__WRITTEN INSTRUCTION 1__: Reproduce, without alteration, the lines of the records from the one containing "Extract all elements" through the one containing "- caption-right-line: 全オゾンの全球分布：全オゾンでみると、: [575, 685, 860, 703]", inclusive.

[erlang-questions] kv store as a service

Sat Apr 5 19:02:17 CEST 2014

Gokhan: Thanks for pointing out what I need to clarify.

What kind of data?

I'm basically building a wiki. Each "value" is an svg-document + the
history of the svg document.

Why do you need cache?

S3 pricing comes out to $120 / TB.
DO pricing is $5 / TB.
Thus, I'd prefer DO to read from S3, cache it on DO, then serve from
DO. This saves bandwidth cost by factor of 24. (sorry for not
explaining this earlier)

Why do you believe SSD will suffice for cache?

The site is for a class -- so the notes are "weekly" -- thus, it's
highly likely that the most accessed entries are the most recent
entries (i.e. it's the user requests is not uniformly random over the
keys; but rather heavily weighted in favor of recent keys)

What is your retrieval pattern?

I don't have hard data yet -- I'm still building this.

(preempting a possible future question): Why do you group S3 and Riak
into the same thought?

Eventual consistency doesn't really matter to me here. key = sha hash
of content, thus, "updates = new entry", and I don't worry much about
invalidating cache.

I was thinking purely in terms of k/v store -- and the two most
scalable stores I know of are S3 and Riak.

__PROVIDED ENTRIES__:
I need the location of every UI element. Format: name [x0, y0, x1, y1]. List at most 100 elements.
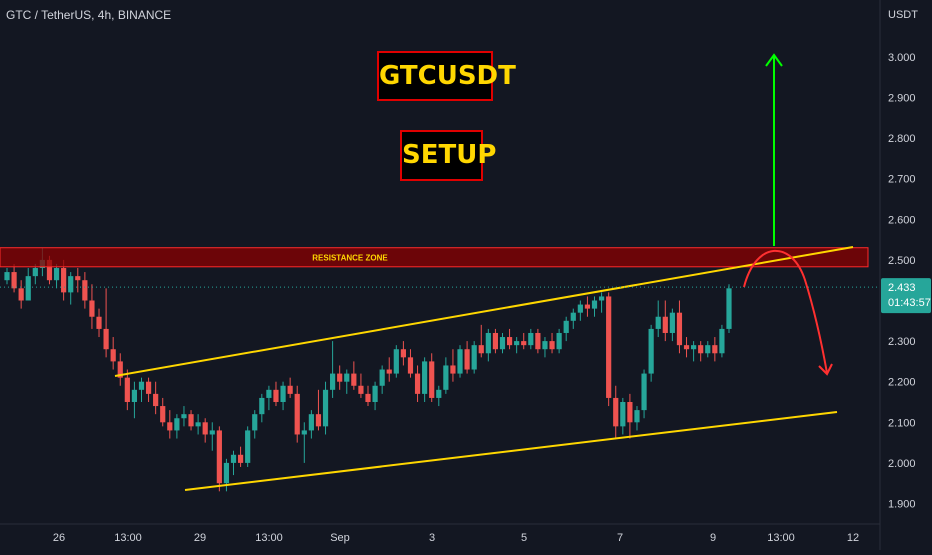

---

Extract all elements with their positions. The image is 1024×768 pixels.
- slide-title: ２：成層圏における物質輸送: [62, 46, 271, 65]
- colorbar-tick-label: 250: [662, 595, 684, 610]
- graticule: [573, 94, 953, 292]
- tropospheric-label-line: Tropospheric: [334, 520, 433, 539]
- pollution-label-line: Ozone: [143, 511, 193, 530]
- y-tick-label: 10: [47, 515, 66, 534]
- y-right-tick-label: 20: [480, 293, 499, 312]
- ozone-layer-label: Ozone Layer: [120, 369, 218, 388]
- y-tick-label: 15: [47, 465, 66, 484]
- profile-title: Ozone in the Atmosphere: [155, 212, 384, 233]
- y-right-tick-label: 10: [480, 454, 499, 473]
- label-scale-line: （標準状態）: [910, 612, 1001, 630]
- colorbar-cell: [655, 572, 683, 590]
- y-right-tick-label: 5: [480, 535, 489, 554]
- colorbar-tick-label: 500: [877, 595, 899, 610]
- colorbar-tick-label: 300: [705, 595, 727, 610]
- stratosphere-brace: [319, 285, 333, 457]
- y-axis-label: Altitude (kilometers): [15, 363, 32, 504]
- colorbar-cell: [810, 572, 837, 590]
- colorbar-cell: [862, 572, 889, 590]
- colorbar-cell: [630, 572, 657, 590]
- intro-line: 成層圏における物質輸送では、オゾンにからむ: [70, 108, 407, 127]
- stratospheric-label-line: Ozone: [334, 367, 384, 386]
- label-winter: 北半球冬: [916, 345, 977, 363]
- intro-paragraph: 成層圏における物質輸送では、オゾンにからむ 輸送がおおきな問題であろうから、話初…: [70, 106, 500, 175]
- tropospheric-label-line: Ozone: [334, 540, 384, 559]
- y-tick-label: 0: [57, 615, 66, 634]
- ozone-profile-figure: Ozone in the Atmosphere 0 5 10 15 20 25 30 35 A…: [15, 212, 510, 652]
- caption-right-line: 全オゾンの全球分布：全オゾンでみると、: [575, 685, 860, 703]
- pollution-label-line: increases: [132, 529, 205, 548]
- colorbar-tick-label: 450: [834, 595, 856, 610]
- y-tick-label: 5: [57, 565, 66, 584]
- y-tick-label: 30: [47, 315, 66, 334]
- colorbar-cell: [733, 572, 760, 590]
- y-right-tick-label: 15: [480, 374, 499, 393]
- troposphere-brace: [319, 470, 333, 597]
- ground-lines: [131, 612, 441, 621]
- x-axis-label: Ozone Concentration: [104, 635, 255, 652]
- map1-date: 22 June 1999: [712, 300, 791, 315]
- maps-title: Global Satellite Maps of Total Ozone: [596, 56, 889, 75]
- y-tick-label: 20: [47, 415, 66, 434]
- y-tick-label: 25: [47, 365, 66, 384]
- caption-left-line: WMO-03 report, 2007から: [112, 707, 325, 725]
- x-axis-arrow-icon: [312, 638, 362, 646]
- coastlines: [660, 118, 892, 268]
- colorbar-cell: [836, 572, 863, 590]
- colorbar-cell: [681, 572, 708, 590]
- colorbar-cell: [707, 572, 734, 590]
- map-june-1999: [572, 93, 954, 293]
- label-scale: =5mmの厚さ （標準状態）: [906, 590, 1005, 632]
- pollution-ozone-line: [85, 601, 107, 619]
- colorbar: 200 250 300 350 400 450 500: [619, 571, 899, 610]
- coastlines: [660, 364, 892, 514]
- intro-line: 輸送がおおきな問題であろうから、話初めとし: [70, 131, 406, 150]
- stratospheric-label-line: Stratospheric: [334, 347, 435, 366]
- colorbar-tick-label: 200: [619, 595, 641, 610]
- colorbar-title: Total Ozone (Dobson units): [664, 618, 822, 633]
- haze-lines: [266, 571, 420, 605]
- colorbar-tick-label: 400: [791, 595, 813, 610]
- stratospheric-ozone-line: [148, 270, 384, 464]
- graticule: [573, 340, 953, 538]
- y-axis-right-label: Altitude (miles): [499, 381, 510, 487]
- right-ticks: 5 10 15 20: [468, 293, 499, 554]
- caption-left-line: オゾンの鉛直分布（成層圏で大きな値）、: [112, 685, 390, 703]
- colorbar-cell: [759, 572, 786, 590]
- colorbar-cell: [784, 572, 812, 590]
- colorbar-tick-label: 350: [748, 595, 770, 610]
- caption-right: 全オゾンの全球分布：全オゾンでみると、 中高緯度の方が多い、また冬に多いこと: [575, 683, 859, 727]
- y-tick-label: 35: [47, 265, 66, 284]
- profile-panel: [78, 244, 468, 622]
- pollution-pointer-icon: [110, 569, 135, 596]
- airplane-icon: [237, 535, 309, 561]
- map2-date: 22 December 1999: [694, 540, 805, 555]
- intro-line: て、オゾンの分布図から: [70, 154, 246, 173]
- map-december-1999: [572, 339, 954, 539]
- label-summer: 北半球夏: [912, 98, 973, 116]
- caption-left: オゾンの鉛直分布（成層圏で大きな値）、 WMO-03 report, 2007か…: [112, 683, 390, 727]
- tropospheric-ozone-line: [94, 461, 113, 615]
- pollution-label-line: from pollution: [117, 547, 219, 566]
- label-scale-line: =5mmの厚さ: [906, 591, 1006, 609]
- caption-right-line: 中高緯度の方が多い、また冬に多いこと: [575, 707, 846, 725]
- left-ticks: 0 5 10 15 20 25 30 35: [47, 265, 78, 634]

__WRITTEN INSTRUCTION 2__: Translate the sentence "I don't have hard data yet -- I'm still building this." from the forum post on the key-value store into Spanish.

__RESULT 1__:
Extract all elements with their positions. The image is 1024×768 pixels.
- slide-title: ２：成層圏における物質輸送: [62, 46, 271, 65]
- colorbar-tick-label: 250: [662, 595, 684, 610]
- graticule: [573, 94, 953, 292]
- tropospheric-label-line: Tropospheric: [334, 520, 433, 539]
- pollution-label-line: Ozone: [143, 511, 193, 530]
- y-tick-label: 10: [47, 515, 66, 534]
- y-right-tick-label: 20: [480, 293, 499, 312]
- ozone-layer-label: Ozone Layer: [120, 369, 218, 388]
- y-tick-label: 15: [47, 465, 66, 484]
- profile-title: Ozone in the Atmosphere: [155, 212, 384, 233]
- y-right-tick-label: 10: [480, 454, 499, 473]
- label-scale-line: （標準状態）: [910, 612, 1001, 630]
- colorbar-cell: [655, 572, 683, 590]
- y-right-tick-label: 5: [480, 535, 489, 554]
- colorbar-tick-label: 500: [877, 595, 899, 610]
- colorbar-tick-label: 300: [705, 595, 727, 610]
- stratosphere-brace: [319, 285, 333, 457]
- y-axis-label: Altitude (kilometers): [15, 363, 32, 504]
- colorbar-cell: [810, 572, 837, 590]
- colorbar-cell: [862, 572, 889, 590]
- colorbar-cell: [630, 572, 657, 590]
- intro-line: 成層圏における物質輸送では、オゾンにからむ: [70, 108, 407, 127]
- stratospheric-label-line: Ozone: [334, 367, 384, 386]
- label-winter: 北半球冬: [916, 345, 977, 363]
- intro-paragraph: 成層圏における物質輸送では、オゾンにからむ 輸送がおおきな問題であろうから、話初…: [70, 106, 500, 175]
- tropospheric-label-line: Ozone: [334, 540, 384, 559]
- y-tick-label: 0: [57, 615, 66, 634]
- ozone-profile-figure: Ozone in the Atmosphere 0 5 10 15 20 25 30 35 A…: [15, 212, 510, 652]
- caption-right-line: 全オゾンの全球分布：全オゾンでみると、: [575, 685, 860, 703]

__RESULT 2__: Todavía no tengo datos concretos; aún lo estoy construyendo.